== Quoted passage
Heal v. Niagara Oil Co.
This text of 50 N.E. 482 (Heal v. Niagara Oil Co.) is published on Counsel Stack Legal Research, covering Indiana Supreme Court primary law. Counsel Stack provides free access to over 12 million legal documents including statutes, case law, regulations, and constitutions.
Opinion
The appellants sued to enjoin the appellees from operating or attempting to operate for oil or gas upon six several tracts of land. The trial court, by general decree, denied the injunction. Upon the trial appellees expressly disclaimed any interest in four of such tracts, and insisted only upon their right to operate upon two of the tracts, that known as the Schultz land, and that known as the Swan land.
One insistence of appellants is that the decree was wrong as to the four tracts other than those of Schultz and Swan. There was no objection to the form or scope of the decree, and no motion or other step was taken to correct or modify it. There is, therefore, no question properly presented for review upon this branch of the case. Berkey, etc., Co. v. Hascall, 123 Ind. 502, 8 L. R. A. 65; Wood v. Hughes, 138 Ind. 179; Tewksbury v. Howard, 138 Ind. 103; Chicago, etc., R. W. Co. v. Eggers, 147 Ind. 299.
[484]*484We do not understand, as appellants’ counsel do, that appellees contend against the right to raise any question because of the failure to move for a modification of the decree:
The rights in dispute, as to the two tracts specially named, depend upon leases, by the owners to the parties, appellants and appellees, respectively.
====
== Recorded information
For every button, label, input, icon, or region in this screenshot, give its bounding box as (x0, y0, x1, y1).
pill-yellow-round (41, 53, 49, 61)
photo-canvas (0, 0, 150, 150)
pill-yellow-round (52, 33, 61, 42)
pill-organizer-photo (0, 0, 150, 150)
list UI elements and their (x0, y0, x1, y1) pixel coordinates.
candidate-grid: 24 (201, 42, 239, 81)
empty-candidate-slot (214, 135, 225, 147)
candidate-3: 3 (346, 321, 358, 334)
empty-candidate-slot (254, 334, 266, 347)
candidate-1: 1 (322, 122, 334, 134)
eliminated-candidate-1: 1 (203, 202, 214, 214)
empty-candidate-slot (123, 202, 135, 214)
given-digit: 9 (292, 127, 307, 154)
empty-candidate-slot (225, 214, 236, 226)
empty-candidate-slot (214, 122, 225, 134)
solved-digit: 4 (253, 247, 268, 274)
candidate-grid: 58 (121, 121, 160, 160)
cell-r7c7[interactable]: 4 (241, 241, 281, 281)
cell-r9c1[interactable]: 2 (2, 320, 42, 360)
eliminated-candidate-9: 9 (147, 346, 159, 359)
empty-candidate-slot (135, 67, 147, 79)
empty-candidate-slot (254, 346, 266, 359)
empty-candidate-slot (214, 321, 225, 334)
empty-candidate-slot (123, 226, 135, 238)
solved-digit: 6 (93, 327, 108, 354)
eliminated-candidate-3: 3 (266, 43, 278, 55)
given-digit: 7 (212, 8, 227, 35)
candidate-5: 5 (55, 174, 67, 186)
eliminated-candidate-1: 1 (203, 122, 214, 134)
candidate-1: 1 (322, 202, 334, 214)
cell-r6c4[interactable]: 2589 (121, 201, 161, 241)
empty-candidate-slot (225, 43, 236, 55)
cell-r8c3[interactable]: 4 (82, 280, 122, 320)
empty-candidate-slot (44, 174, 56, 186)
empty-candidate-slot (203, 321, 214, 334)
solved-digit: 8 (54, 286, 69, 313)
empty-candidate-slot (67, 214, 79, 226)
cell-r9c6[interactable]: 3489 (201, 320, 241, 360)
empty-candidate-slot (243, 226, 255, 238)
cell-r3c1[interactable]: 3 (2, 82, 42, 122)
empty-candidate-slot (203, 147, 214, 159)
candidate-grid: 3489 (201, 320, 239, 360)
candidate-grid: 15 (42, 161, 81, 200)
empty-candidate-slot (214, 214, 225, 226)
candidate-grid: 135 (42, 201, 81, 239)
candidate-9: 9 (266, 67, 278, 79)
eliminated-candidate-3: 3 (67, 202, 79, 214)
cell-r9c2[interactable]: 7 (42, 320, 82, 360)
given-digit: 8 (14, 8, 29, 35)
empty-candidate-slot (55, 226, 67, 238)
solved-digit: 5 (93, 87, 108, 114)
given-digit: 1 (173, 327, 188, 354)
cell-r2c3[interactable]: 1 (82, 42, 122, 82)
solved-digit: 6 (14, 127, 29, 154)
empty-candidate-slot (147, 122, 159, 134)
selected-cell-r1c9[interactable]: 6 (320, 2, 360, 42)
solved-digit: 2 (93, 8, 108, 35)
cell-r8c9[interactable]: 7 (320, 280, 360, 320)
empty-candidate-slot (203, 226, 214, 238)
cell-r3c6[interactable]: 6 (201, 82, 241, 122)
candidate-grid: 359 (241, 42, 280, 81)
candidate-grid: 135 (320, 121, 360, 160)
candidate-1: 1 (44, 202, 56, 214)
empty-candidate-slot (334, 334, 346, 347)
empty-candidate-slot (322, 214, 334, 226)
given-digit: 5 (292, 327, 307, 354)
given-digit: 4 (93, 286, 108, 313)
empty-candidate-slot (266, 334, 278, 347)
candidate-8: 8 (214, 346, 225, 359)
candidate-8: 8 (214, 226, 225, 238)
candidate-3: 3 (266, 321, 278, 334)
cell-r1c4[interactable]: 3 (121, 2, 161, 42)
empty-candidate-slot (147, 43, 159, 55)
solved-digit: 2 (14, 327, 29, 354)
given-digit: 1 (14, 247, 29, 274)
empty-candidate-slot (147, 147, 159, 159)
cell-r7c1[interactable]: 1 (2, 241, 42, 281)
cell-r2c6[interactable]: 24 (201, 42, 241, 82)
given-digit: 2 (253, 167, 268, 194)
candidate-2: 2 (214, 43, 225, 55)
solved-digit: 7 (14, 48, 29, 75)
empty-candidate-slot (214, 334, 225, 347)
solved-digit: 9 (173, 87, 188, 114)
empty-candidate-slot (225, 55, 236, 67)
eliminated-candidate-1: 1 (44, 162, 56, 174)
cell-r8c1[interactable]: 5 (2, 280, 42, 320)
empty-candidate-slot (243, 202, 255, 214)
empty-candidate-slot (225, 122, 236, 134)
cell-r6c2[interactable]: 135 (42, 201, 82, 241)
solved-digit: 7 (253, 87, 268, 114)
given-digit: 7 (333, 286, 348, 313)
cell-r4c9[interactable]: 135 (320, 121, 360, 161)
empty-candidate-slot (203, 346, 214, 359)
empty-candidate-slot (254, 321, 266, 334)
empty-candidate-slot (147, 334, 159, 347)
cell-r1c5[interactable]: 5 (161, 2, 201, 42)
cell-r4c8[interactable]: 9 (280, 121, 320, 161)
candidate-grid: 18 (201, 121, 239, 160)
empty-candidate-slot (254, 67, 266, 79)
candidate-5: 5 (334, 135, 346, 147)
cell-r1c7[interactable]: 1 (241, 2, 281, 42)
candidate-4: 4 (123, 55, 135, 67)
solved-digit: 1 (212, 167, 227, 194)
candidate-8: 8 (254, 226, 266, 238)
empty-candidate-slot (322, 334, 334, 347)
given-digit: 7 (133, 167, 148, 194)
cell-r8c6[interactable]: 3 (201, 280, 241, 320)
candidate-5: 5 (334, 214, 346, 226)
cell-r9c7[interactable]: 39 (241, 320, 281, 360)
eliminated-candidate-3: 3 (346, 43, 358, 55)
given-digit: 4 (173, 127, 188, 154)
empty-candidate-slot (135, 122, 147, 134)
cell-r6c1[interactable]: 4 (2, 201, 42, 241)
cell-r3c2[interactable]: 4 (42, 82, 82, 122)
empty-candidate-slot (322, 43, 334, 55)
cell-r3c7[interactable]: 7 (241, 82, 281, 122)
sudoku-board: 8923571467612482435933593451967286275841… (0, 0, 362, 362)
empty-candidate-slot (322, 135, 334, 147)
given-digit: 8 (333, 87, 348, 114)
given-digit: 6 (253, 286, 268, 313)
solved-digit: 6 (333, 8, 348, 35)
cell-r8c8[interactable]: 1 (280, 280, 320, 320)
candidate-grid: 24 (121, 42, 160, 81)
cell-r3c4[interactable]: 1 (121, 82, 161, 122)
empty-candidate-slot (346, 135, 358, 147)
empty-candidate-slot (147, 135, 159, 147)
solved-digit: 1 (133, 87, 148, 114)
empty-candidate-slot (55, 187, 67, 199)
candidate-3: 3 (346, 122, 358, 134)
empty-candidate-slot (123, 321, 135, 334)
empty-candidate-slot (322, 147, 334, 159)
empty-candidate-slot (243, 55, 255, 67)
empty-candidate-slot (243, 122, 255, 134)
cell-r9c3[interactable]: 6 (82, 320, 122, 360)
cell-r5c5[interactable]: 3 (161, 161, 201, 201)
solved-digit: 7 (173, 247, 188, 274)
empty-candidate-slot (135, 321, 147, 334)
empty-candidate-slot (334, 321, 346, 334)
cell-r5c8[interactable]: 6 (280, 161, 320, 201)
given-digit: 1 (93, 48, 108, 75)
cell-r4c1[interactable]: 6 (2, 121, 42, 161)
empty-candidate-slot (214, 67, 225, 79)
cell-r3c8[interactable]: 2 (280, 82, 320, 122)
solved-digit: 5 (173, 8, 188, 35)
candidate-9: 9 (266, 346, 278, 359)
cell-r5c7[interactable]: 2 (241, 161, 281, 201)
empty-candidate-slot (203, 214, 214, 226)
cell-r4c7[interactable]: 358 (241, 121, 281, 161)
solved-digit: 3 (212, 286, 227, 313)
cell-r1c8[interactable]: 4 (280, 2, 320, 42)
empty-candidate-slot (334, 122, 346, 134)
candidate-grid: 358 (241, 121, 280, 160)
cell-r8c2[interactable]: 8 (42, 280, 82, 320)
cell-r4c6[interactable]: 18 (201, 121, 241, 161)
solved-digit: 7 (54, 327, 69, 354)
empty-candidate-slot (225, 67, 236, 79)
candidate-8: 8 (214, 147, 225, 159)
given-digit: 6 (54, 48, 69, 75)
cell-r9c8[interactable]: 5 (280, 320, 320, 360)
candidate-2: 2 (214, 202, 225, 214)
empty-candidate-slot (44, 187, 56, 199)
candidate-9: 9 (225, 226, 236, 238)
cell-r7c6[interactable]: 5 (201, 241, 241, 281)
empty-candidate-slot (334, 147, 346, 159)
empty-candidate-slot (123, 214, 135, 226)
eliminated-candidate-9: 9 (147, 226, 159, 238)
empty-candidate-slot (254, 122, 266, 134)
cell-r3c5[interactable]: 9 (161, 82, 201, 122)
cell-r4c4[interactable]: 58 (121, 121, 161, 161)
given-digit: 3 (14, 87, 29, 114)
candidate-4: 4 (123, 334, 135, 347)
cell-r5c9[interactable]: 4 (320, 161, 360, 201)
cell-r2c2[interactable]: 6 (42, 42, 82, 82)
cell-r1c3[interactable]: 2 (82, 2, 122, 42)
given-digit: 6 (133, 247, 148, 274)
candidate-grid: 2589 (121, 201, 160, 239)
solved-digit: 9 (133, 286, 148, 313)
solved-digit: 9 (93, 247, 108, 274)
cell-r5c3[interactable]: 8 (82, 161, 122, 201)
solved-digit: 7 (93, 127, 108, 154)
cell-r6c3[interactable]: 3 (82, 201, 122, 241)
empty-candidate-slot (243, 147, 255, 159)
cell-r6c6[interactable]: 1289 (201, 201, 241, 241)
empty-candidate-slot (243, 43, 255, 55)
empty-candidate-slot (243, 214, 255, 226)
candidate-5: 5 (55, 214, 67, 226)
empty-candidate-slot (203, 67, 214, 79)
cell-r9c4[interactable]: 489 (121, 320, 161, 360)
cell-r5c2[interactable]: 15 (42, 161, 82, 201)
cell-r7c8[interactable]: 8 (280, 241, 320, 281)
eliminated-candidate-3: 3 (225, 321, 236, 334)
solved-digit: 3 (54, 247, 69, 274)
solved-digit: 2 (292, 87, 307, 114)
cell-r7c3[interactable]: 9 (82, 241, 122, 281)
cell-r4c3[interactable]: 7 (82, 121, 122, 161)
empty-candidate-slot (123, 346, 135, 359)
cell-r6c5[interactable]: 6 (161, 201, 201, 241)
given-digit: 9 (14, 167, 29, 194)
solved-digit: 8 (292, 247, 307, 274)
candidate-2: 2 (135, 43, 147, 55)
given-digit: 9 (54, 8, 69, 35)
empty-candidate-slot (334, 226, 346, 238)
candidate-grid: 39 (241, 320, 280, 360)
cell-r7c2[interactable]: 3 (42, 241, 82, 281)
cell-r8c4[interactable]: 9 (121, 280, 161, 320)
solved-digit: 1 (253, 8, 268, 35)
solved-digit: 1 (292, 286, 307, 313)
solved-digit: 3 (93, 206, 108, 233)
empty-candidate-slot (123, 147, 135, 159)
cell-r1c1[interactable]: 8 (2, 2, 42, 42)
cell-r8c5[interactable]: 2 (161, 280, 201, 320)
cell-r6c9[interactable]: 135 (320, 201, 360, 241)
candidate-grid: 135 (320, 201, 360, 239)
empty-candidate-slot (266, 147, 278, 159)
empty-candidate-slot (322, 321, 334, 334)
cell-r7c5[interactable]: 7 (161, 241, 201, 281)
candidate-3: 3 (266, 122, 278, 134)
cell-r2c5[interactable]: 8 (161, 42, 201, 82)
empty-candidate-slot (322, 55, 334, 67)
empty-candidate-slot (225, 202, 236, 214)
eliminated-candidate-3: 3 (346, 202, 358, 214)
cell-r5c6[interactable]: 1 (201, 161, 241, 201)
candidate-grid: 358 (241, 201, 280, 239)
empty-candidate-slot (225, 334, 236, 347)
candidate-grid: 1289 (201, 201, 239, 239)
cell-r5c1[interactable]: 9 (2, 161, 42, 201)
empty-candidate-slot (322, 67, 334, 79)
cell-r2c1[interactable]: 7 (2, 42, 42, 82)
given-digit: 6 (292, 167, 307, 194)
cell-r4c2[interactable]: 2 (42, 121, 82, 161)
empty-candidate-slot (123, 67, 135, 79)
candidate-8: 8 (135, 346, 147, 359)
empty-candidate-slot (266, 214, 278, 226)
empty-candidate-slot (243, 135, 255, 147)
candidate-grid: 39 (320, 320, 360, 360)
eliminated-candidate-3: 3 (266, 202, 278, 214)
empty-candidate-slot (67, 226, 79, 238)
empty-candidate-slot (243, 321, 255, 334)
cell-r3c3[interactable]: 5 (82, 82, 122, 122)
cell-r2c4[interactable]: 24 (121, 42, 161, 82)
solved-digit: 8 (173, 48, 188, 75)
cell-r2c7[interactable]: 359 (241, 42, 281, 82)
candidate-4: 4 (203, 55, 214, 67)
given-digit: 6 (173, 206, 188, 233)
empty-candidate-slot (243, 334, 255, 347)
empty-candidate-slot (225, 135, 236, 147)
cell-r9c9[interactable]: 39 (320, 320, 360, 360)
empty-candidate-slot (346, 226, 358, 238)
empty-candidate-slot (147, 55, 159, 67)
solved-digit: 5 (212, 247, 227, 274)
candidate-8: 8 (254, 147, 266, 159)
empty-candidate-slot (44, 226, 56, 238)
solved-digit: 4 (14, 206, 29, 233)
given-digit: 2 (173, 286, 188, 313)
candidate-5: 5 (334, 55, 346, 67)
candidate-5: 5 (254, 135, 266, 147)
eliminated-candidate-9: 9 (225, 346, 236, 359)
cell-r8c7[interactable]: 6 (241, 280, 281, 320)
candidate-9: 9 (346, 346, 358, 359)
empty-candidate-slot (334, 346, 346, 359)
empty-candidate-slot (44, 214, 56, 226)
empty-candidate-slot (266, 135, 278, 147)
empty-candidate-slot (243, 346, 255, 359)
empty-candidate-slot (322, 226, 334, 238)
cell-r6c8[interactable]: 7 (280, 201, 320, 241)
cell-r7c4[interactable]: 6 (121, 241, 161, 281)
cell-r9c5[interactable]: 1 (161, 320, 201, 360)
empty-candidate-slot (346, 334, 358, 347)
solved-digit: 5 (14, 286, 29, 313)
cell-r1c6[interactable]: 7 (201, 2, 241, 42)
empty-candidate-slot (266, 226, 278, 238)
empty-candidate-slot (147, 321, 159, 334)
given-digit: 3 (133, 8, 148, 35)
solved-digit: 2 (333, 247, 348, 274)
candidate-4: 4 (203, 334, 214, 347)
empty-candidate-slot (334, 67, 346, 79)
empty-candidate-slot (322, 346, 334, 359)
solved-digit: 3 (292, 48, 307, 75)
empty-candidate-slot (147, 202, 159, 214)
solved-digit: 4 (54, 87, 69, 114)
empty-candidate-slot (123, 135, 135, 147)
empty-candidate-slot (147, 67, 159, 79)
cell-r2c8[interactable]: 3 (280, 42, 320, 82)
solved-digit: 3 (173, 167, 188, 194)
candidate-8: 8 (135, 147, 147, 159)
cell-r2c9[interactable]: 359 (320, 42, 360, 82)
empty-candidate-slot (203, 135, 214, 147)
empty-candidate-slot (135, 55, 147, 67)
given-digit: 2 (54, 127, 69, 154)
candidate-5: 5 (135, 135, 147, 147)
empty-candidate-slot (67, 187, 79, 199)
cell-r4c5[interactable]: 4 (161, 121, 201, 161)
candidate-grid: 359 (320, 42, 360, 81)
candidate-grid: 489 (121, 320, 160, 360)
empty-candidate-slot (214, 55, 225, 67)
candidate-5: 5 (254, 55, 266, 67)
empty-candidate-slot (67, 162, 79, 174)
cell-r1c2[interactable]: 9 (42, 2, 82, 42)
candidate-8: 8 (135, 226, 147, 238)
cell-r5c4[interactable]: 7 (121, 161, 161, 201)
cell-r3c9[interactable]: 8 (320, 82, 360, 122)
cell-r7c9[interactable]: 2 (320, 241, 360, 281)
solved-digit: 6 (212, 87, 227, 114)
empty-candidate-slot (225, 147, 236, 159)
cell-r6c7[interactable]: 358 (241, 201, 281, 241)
====
Objective:
Answer these from the opinion in Heal v. Niagara Oil Co.
1. On how many tracts of land did the appellants seek to enjoin the appellees from operating for oil or gas?
2. Which two tracts did the appellees insist on their right to operate upon?
3. On what do the rights in dispute as to those two tracts depend?

Solution to this problem:
1. Six tracts.
2. The Schultz land and the Swan land.
3. On leases by the owners to the parties, appellants and appellees, respectively.